*** Opening of QUOTED PASSAGE ***

I am not an expert in fossil mammals, but I believe they were beach-living organisms that gradually abandoned the beach for a more marine lifestyle, for which they were eventually so well adapted that people who know little of the fossil evidence now find it hard to believe they were ever anything else.
The rest of your post is essentially a repetition of the points cited above.
Having only read a small part of the available literature, I must say that I am not aware of a test of this particular claim. However, that does not mean that we cannot perform such a test here and now.
My claim is:
"[T]he probability of two taxa to evolve into a sufficiently similar morphology decreases with the phylogenetic distance between these taxa."
A possible protocol for testing this would be to first select a number of pairs of taxa and, after having agreed on a (necessarily arbitrary) scheme of determining how well the specific pairs fit the label "sufficiently similar morphology", which I agree is vague, look for morphological and genetic data to build a matrix. We can then analyze it through normal phylogenetic methods, and thereby get an estimate of relatedness.

*** Close of QUOTED PASSAGE ***
*** Opening of DATASET ***

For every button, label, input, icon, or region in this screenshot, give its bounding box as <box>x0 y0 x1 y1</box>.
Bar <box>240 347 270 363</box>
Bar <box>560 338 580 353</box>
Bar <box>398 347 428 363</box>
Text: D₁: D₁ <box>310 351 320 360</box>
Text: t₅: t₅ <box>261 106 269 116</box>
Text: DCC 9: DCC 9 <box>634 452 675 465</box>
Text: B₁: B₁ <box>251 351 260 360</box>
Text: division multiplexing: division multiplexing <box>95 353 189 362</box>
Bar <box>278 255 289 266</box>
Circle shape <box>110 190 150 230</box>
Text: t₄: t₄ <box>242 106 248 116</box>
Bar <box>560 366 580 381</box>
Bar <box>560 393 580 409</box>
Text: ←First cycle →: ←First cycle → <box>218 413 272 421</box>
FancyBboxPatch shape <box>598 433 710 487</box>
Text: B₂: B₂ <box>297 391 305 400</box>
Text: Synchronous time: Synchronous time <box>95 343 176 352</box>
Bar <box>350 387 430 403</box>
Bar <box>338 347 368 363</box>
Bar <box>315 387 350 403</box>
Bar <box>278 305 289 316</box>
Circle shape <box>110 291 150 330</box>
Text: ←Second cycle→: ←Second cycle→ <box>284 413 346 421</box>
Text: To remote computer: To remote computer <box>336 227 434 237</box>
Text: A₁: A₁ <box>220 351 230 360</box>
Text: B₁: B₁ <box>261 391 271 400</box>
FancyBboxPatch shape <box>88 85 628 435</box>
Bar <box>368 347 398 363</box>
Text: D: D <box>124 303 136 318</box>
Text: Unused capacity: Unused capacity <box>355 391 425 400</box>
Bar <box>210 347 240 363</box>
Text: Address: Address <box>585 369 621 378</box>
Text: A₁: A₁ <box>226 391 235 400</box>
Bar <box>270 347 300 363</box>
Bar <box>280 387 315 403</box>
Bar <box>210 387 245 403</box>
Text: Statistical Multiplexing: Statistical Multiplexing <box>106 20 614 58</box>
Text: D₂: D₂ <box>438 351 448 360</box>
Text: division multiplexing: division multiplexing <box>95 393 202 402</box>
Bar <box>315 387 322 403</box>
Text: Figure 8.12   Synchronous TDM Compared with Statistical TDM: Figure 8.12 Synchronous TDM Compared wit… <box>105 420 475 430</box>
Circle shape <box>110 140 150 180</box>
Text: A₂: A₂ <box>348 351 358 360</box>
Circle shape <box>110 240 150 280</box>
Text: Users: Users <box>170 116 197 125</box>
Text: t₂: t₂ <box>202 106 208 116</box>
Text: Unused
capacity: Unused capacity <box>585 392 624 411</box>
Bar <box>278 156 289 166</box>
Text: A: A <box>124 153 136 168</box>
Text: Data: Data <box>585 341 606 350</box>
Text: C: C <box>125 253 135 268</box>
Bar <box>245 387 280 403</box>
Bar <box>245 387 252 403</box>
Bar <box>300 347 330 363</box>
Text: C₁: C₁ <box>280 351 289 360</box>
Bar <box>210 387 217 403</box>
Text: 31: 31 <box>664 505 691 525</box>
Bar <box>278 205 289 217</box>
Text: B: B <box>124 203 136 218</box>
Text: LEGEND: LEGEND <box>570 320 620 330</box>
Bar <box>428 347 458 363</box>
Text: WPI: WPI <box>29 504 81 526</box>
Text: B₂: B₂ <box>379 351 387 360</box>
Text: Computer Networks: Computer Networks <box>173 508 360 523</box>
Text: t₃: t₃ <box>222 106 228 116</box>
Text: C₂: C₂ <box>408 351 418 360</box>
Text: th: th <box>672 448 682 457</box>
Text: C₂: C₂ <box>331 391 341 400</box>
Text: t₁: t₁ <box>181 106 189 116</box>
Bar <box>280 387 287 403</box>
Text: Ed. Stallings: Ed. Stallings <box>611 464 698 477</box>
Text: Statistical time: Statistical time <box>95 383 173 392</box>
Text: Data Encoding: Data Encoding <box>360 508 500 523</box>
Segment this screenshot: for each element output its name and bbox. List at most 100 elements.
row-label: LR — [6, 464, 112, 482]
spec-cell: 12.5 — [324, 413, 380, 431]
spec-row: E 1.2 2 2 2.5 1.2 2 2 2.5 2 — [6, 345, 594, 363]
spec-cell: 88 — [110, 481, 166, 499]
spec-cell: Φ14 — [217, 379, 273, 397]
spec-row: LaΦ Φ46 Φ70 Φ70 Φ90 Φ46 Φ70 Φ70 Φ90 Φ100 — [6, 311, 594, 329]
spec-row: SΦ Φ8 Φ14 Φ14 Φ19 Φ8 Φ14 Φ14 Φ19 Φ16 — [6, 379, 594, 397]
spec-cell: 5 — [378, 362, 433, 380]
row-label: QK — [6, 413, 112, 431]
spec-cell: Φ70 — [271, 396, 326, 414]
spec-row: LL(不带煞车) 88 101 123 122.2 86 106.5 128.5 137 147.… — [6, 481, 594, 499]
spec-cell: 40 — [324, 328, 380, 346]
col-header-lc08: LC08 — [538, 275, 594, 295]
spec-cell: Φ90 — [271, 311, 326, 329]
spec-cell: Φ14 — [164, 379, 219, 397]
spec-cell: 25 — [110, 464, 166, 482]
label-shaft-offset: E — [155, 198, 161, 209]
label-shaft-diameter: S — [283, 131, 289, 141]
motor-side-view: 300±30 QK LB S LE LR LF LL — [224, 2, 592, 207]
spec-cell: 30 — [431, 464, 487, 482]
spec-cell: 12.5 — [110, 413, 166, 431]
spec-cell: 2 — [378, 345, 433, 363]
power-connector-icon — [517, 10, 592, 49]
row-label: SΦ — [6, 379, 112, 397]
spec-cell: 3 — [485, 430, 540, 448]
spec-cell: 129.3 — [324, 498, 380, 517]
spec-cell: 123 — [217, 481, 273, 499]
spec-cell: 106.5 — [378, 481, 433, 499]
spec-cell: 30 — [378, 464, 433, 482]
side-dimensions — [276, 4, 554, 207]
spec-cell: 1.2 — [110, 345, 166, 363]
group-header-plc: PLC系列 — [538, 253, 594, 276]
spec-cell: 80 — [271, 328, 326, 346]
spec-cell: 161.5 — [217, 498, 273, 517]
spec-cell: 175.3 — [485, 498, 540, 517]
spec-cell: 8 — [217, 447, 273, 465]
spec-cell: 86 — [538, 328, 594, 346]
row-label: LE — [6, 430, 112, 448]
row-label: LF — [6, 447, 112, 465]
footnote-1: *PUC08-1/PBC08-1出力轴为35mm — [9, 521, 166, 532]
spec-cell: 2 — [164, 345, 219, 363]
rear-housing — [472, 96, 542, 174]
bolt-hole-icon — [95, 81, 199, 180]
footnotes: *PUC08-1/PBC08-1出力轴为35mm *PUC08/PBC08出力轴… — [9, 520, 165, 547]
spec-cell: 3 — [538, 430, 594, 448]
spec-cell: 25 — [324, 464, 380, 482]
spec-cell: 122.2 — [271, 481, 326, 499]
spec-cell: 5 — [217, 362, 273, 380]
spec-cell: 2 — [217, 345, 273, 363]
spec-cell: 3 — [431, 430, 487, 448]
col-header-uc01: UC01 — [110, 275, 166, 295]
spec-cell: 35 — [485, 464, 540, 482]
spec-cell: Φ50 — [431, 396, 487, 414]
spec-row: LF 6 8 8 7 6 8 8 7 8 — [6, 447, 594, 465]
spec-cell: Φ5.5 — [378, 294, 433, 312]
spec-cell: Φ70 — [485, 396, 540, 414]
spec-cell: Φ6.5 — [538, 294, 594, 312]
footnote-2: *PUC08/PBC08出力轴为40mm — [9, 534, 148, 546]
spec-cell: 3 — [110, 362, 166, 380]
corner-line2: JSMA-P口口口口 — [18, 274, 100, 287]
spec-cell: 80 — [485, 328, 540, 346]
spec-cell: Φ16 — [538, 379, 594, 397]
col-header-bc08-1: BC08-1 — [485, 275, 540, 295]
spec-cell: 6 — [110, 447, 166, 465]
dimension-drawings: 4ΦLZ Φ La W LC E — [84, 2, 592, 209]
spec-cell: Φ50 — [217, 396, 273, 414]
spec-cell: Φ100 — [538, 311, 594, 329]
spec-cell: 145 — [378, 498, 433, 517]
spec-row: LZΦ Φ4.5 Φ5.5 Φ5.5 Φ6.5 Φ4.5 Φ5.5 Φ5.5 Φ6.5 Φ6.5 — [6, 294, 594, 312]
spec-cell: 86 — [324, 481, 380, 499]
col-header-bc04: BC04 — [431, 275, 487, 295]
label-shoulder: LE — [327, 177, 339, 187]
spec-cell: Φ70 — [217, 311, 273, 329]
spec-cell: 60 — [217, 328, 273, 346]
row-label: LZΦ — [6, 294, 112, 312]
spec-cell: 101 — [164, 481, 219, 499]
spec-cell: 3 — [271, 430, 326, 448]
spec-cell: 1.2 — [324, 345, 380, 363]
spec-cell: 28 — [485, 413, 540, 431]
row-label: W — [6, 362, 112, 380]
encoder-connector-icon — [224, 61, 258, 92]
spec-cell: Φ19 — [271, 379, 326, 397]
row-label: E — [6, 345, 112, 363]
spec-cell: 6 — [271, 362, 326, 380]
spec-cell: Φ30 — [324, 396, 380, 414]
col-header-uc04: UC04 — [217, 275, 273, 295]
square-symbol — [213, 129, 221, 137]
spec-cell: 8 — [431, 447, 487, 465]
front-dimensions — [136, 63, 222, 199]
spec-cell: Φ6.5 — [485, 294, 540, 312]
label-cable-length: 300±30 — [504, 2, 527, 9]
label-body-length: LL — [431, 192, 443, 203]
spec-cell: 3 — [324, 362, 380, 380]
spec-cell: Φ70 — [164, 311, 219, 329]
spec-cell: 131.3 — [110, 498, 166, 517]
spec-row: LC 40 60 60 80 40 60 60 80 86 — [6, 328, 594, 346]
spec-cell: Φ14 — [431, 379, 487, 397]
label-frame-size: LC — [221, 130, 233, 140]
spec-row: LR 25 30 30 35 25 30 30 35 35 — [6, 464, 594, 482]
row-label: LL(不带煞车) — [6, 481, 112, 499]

*** Close of DATASET ***

## EXERCISE REQUIREMENTS
Resume the forum post above about testing whether similar morphology becomes less likely as phylogenetic distance grows, picking up right after its last sentence and ignoring the entries.

## REPLY TO THE TASK
Given a large data set, I predict that the probability that two organisms will be "sufficiently similar" is proportional to their distance in the tree. I suggest using either only animals or only plants (or only a subtaxon within eithe), as that will give us an easy way to root the tree. I suggest further that we settle on a given gene, preferably nuclear, and discard all taxa for which we cannot find this gene. The most common gene used, the barcoding COI gene, is unfortunately mitochondrial, and will likely not give us any kind of useful resolution, so this may mean that the original data set has to be quite large.
After you have commented on this protocol, and removed as many of my biases as you can find and amended it as you see fit, we can proceed. I volunteer to do the phylogenetic analyses, and can do them according to parsimony, maximum likelihood, bayesian inference, or whatever scheme you prefer. This is likely to take some time and some effort, why I will rely on you to provide me with a list of taxon pairs for consideration. Preferably, we'd need about 2-300 of them, as many will be discarded due to lack of DNA data. The data set should ideally contain pairs which you feel are "sufficiently similar" and pairs you feel are not. I will amend this list after having received it, until we have a list of pairs we can both agree are representative. How you chose your pairs is entirely up to you; I will assume no bias from your end.
Today I will be somewhat busy at work, but feel free to present your taxon pairs whenever is suitable for you, either in this thread or through a PM.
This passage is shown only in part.